===== Input rows =====

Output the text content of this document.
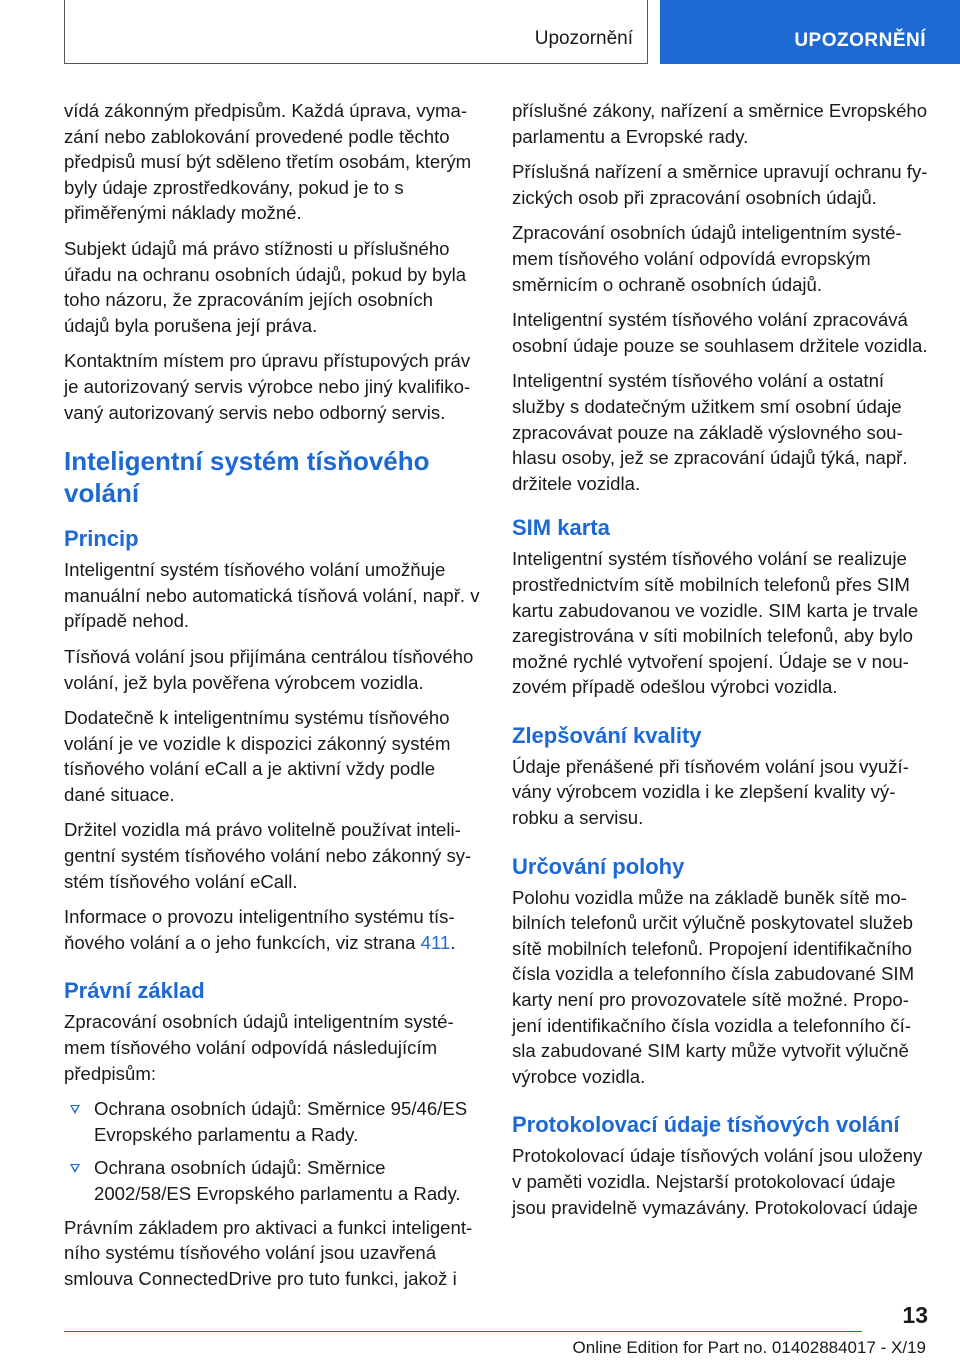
Upozornění	UPOZORNĚNÍ

vídá zákonným předpisům. Každá úprava, vymazání nebo zablokování provedené podle těchto předpisů musí být sděleno třetím osobám, kterým byly údaje zprostředkovány, pokud je to s přiměřenými náklady možné.

Subjekt údajů má právo stížnosti u příslušného úřadu na ochranu osobních údajů, pokud by byla toho názoru, že zpracováním jejích osobních údajů byla porušena její práva.

Kontaktním místem pro úpravu přístupových práv je autorizovaný servis výrobce nebo jiný kvalifikovaný autorizovaný servis nebo odborný servis.

Inteligentní systém tísňového volání
Princip

Inteligentní systém tísňového volání umožňuje manuální nebo automatická tísňová volání, např. v případě nehod.

Tísňová volání jsou přijímána centrálou tísňového volání, jež byla pověřena výrobcem vozidla.

Dodatečně k inteligentnímu systému tísňového volání je ve vozidle k dispozici zákonný systém tísňového volání eCall a je aktivní vždy podle dané situace.

Držitel vozidla má právo volitelně používat inteligentní systém tísňového volání nebo zákonný systém tísňového volání eCall.

Informace o provozu inteligentního systému tísňového volání a o jeho funkcích, viz strana 411.

Právní základ

Zpracování osobních údajů inteligentním systémem tísňového volání odpovídá následujícím předpisům:

Ochrana osobních údajů: Směrnice 95/46/ES Evropského parlamentu a Rady.
Ochrana osobních údajů: Směrnice 2002/58/ES Evropského parlamentu a Rady.

Právním základem pro aktivaci a funkci inteligentního systému tísňového volání jsou uzavřená smlouva ConnectedDrive pro tuto funkci, jakož i

příslušné zákony, nařízení a směrnice Evropského parlamentu a Evropské rady.

Příslušná nařízení a směrnice upravují ochranu fyzických osob při zpracování osobních údajů.

Zpracování osobních údajů inteligentním systémem tísňového volání odpovídá evropským směrnicím o ochraně osobních údajů.

Inteligentní systém tísňového volání zpracovává osobní údaje pouze se souhlasem držitele vozidla.

Inteligentní systém tísňového volání a ostatní služby s dodatečným užitkem smí osobní údaje zpracovávat pouze na základě výslovného souhlasu osoby, jež se zpracování údajů týká, např. držitele vozidla.

SIM karta

Inteligentní systém tísňového volání se realizuje prostřednictvím sítě mobilních telefonů přes SIM kartu zabudovanou ve vozidle. SIM karta je trvale zaregistrována v síti mobilních telefonů, aby bylo možné rychlé vytvoření spojení. Údaje se v nouzovém případě odešlou výrobci vozidla.

Zlepšování kvality

Údaje přenášené při tísňovém volání jsou využívány výrobcem vozidla i ke zlepšení kvality výrobku a servisu.

Určování polohy

Polohu vozidla může na základě buněk sítě mobilních telefonů určit výlučně poskytovatel služeb sítě mobilních telefonů. Propojení identifikačního čísla vozidla a telefonního čísla zabudované SIM karty není pro provozovatele sítě možné. Propojení identifikačního čísla vozidla a telefonního čísla zabudované SIM karty může vytvořit výlučně výrobce vozidla.

Protokolovací údaje tísňových volání

Protokolovací údaje tísňových volání jsou uloženy v paměti vozidla. Nejstarší protokolovací údaje jsou pravidelně vymazávány. Protokolovací údaje

13
Online Edition for Part no. 01402884017 - X/19
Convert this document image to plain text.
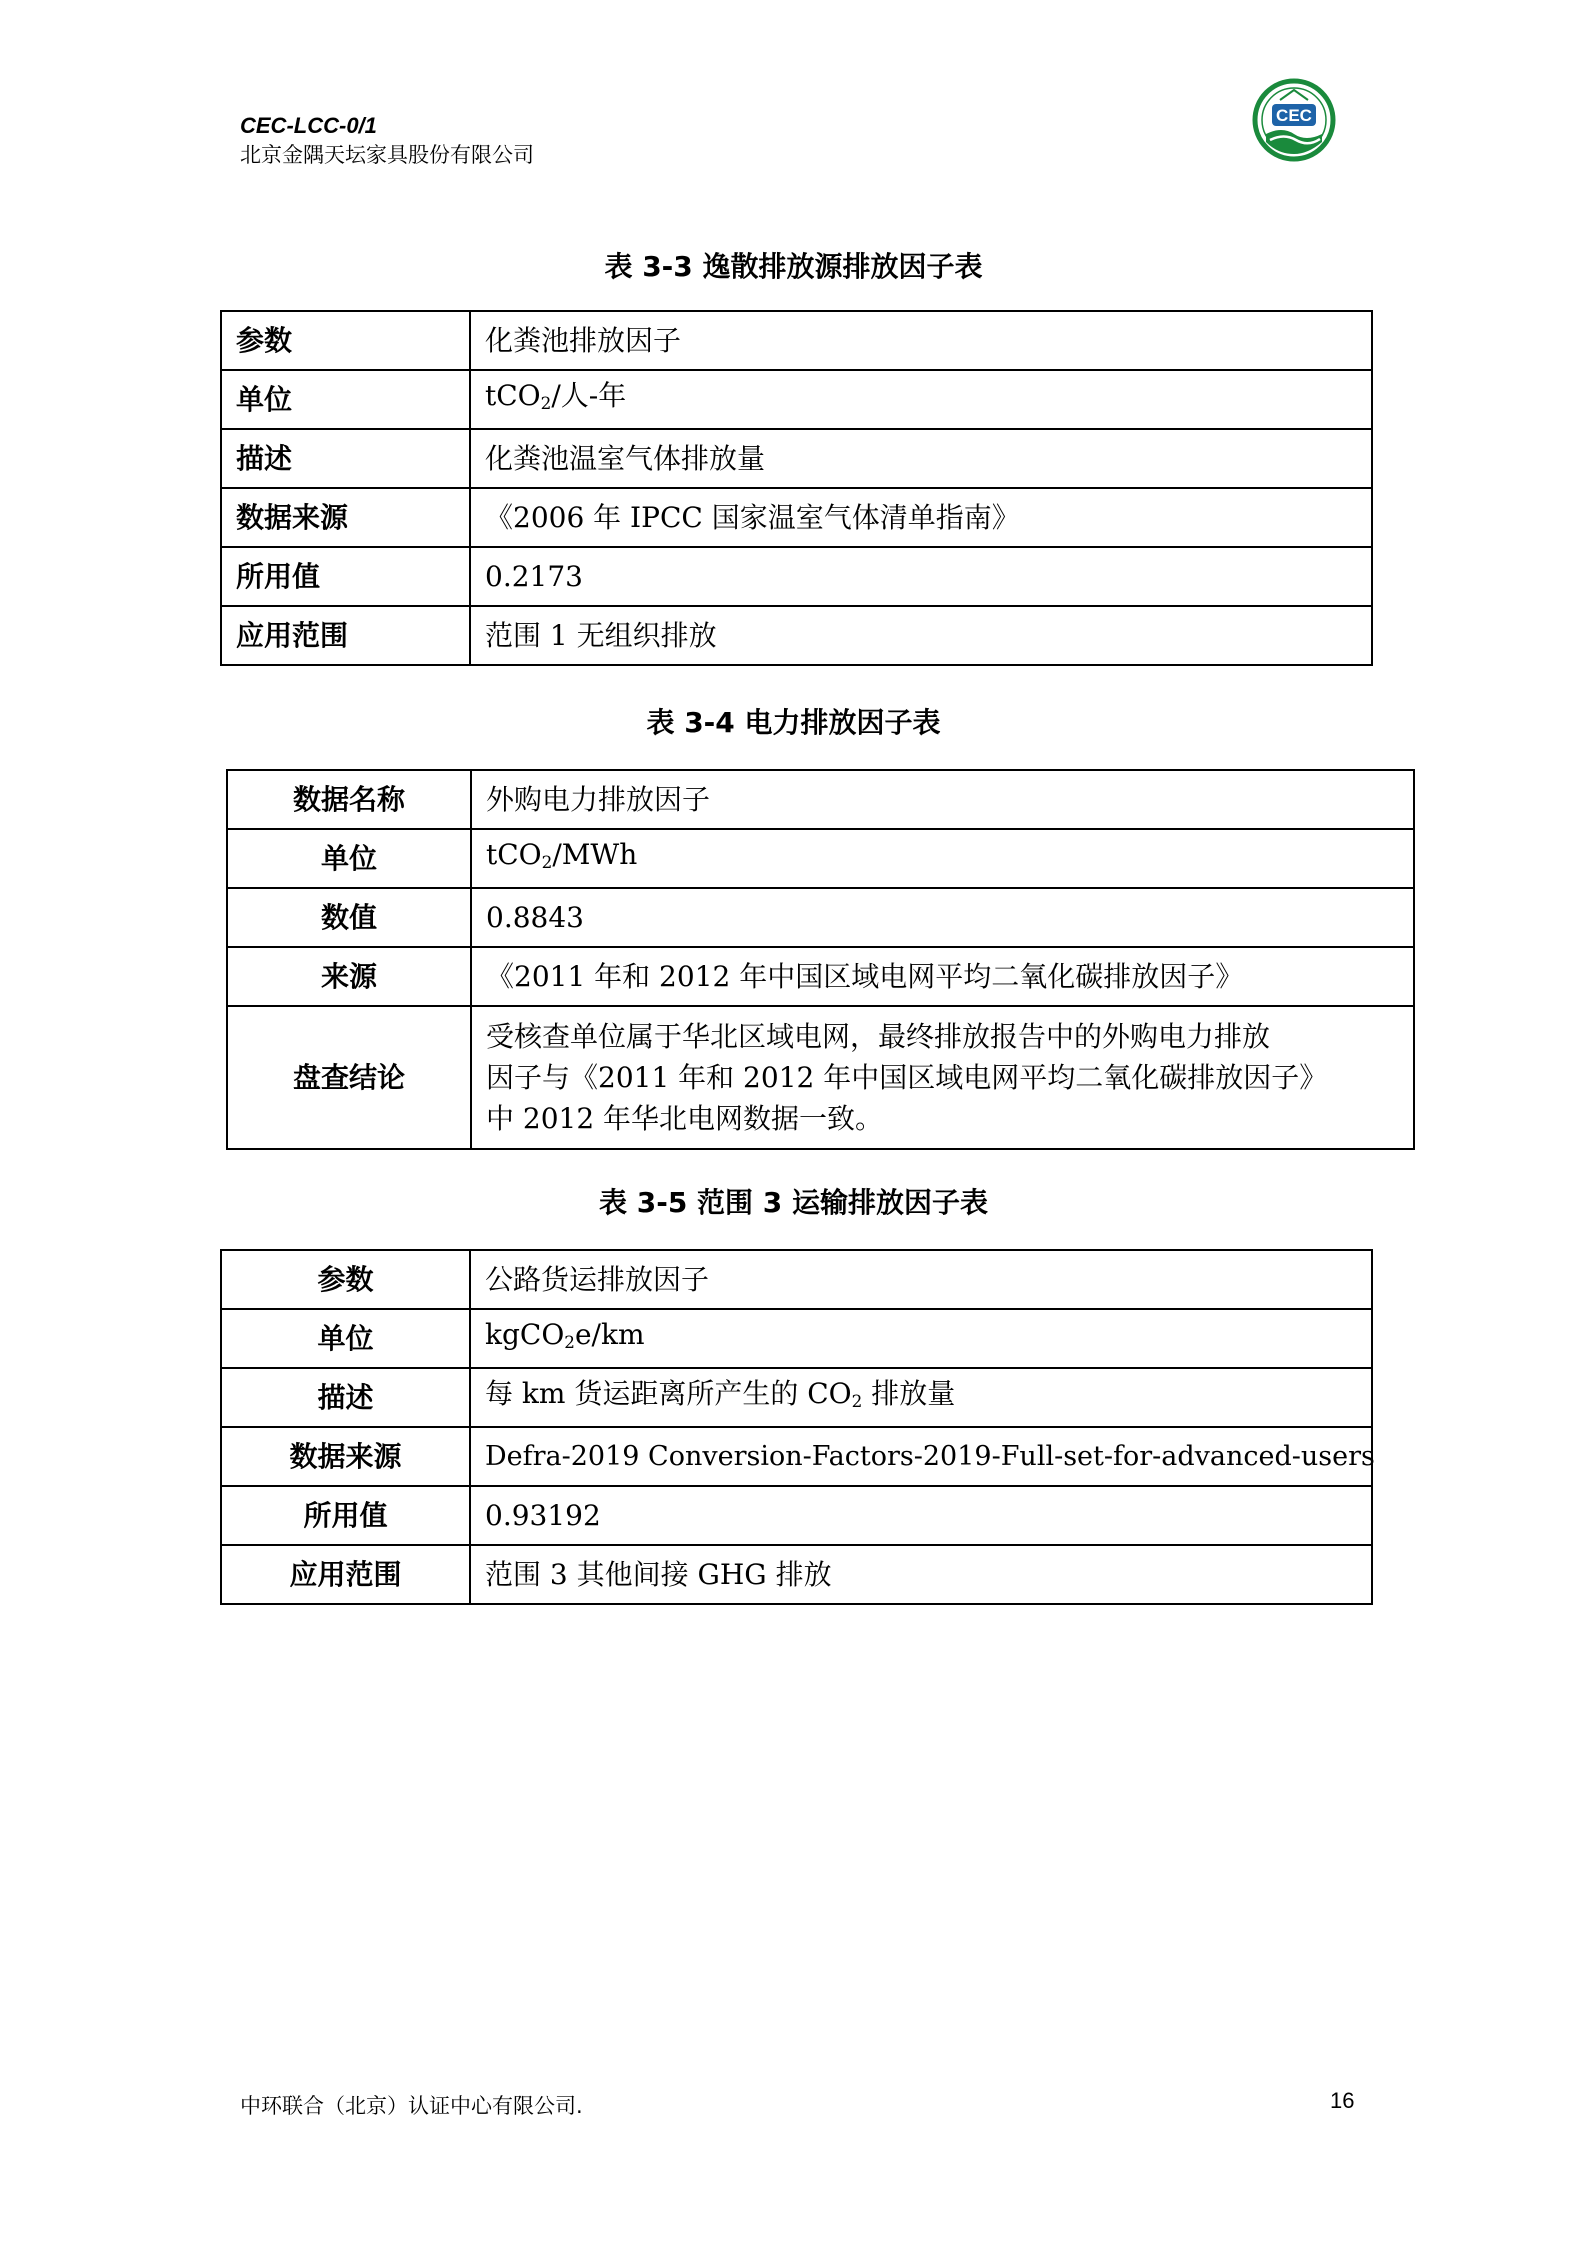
CEC-LCC-0/1
北京金隅天坛家具股份有限公司
CEC
表 3-3 逸散排放源排放因子表
参数	化粪池排放因子
单位	tCO$_2$/人-年
描述	化粪池温室气体排放量
数据来源	《2006 年 IPCC 国家温室气体清单指南》
所用值	0.2173
应用范围	范围 1 无组织排放
表 3-4 电力排放因子表
数据名称	外购电力排放因子
单位	tCO$_2$/MWh
数值	0.8843
来源	《2011 年和 2012 年中国区域电网平均二氧化碳排放因子》
盘查结论	受核查单位属于华北区域电网，最终排放报告中的外购电力排放
因子与《2011 年和 2012 年中国区域电网平均二氧化碳排放因子》
中 2012 年华北电网数据一致。
表 3-5 范围 3 运输排放因子表
参数	公路货运排放因子
单位	kgCO$_2$e/km
描述	每 km 货运距离所产生的 $CO_2$ 排放量
数据来源	Defra-2019 Conversion-Factors-2019-Full-set-for-advanced-users
所用值	0.93192
应用范围	范围 3 其他间接 GHG 排放
中环联合（北京）认证中心有限公司.	16
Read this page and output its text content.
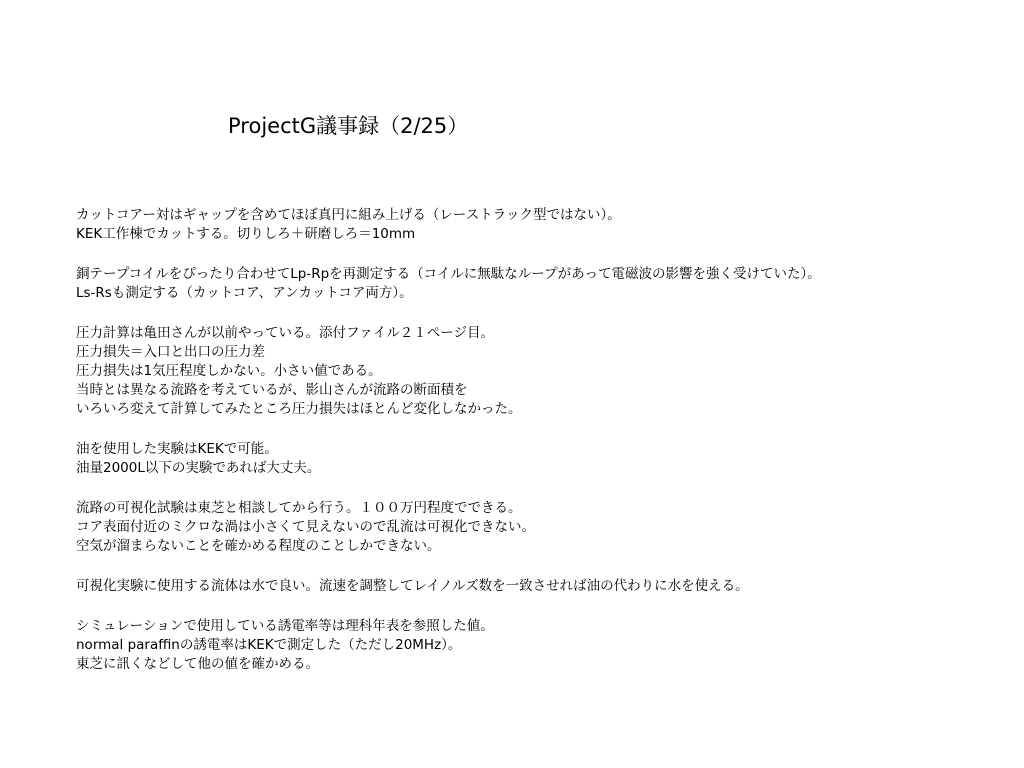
ProjectG議事録（2/25）
カットコアー対はギャップを含めてほぼ真円に組み上げる（レーストラック型ではない）。
KEK工作棟でカットする。切りしろ＋研磨しろ＝10mm
銅テープコイルをぴったり合わせてLp-Rpを再測定する（コイルに無駄なループがあって電磁波の影響を強く受けていた）。
Ls-Rsも測定する（カットコア、アンカットコア両方）。
圧力計算は亀田さんが以前やっている。添付ファイル２１ページ目。
圧力損失＝入口と出口の圧力差
圧力損失は1気圧程度しかない。小さい値である。
当時とは異なる流路を考えているが、影山さんが流路の断面積を
いろいろ変えて計算してみたところ圧力損失はほとんど変化しなかった。
油を使用した実験はKEKで可能。
油量2000L以下の実験であれば大丈夫。
流路の可視化試験は東芝と相談してから行う。１００万円程度でできる。
コア表面付近のミクロな渦は小さくて見えないので乱流は可視化できない。
空気が溜まらないことを確かめる程度のことしかできない。
可視化実験に使用する流体は水で良い。流速を調整してレイノルズ数を一致させれば油の代わりに水を使える。
シミュレーションで使用している誘電率等は理科年表を参照した値。
normal paraffinの誘電率はKEKで測定した（ただし20MHz）。
東芝に訊くなどして他の値を確かめる。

=====

Report how many lines of the listing hold the string "držitele", giving only the number.

# [Task solution]
2